Text section START
The Atlantic halibut (Hippoglossus hippoglossus) CD4-1 was reported to contain four Ig-like domains (D1-D4) [two V-types and two C-type] that were extracellular in nature and structurally analogous to the other documented CD4 in fish and mammals [28]. It contain three O-linked glycosylation sites at D3, three N-linked glycosylation sites similar to the conserved ones in almost all fish species excluding the zebrafish, and a CXC motif comparable to that in the other teleosts and mammals. A second halibut CD4-2 molecule was reported, which contained two Ig-like domains with three O-type glycosylation sites [29].

In Japanese flounder (Paralichthys olivaceus), two CD4 homolog were identified; jfCD4-1 and jfCD4-2 [3]. The first gene (jfCD4-1) encodes an ORF of 464 amino acids. It contains classical four Ig-like domains and an Lck binding motif in the cytoplasmic domain. Cysteine is absent in the first domain of the jfCD4-1 as in the other known CD4 from teleosts. It contains four N-linked glycosylation sites. However, jfCD4-2 encodes an ORF of 302 amino acids and contains two Ig-like domains with a conserved CXC Lck binding motif.

4 Antibodies used to study the expression of CD4+ T cells in fish

Monoclonal antibodies (mAbs) against trout CD4-1 and CD4-2 were generated and validated to study the surface expression of CD4-1 and CD4-2 molecules in trout leukocytes [30]. Similarly, mAbs against teleost CD4 were produced in clonal ginbuna crucian carp (Carassius auratus langsdorfii) to investigate the functions of CD4 positive T cells [31]. Accordingly, it was suggested that the presence of CD4-positive T cells in the ginbuna crucian carp is the equivalent of the helper T-lymphocyte in mammals. Additionally, mAbs directed against thymocytes of rohu, (Labeo rohita) was developed and characterized [32]. This mAbs emerged to be a suitable marker for T-lymphocytes and could be a valuable tool in studying the immune response and ontogeny of the rohu immune system.

Furthermore, a polyclonal antibody against zebrafish (Danio rerio) CD4 (zfCD4-1) was developed and used to investigate whether CD4-1+ lymphocytes can express typical Th cytokines following antigen specific stimulation [33]. The results of this endeavour revealed that zfCD4-1+ lymphocytes induce the expression of cytokines and master transcription factors relevant to Th1/Th2-type responses as a consequence of boosting with specific antigen [33]. Specific anti-fugu CD4 antibodies (Abs) were produced to isolate CD4+ T cells from Japanese puffer fish, Fugu rubripes, and characterize their cytokine expression profile [34]. It was found that several distinct Th cytokines were expressed in fugu CD4+ T cells and these cells expressed T-cell marker genes but not macrophage or B-cell marker genes. Based on the results of these experiments, it was suggested that Th subsets exist in fish and that the orientation of immune responses is regulated by Th cytokines expressed from the cells, as occurs in mammals.
Text section END
Data records START
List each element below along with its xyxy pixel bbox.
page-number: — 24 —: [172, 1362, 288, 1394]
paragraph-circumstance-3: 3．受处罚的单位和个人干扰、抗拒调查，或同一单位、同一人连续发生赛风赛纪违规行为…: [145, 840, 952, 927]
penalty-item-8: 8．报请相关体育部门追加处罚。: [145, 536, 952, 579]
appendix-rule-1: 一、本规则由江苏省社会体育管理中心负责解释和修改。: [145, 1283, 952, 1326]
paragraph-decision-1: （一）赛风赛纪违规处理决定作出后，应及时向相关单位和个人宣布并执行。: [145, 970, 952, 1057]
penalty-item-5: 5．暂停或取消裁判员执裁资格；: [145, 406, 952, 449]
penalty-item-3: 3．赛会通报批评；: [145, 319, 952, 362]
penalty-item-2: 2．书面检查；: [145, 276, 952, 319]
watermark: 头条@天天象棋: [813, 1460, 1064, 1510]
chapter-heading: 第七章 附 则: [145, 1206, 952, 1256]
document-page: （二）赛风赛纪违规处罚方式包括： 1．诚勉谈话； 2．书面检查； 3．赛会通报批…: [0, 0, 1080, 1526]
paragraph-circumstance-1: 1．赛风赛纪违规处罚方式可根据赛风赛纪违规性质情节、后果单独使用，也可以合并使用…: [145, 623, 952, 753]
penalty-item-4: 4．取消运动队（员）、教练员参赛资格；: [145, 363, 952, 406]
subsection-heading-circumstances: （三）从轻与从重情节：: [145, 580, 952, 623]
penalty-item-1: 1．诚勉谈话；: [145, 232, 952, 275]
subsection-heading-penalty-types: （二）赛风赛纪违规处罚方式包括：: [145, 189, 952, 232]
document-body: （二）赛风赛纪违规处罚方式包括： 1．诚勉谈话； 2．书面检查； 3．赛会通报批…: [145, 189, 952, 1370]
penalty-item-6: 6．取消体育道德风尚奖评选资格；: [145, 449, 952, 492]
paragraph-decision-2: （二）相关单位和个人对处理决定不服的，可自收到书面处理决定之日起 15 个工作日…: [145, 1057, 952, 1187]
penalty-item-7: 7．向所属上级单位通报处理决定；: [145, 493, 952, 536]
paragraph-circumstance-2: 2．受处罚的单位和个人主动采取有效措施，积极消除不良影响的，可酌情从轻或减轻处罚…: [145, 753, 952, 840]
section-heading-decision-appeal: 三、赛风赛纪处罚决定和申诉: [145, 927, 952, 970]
Data records END
### What you should do
Copy the fish CD4 passage word for word, starting at "The Atlantic halibut" and ending at "glycosylation sites [29].".

### Completed task
The Atlantic halibut (Hippoglossus hippoglossus) CD4-1 was reported to contain four Ig-like domains (D1-D4) [two V-types and two C-type] that were extracellular in nature and structurally analogous to the other documented CD4 in fish and mammals [28]. It contain three O-linked glycosylation sites at D3, three N-linked glycosylation sites similar to the conserved ones in almost all fish species excluding the zebrafish, and a CXC motif comparable to that in the other teleosts and mammals. A second halibut CD4-2 molecule was reported, which contained two Ig-like domains with three O-type glycosylation sites [29].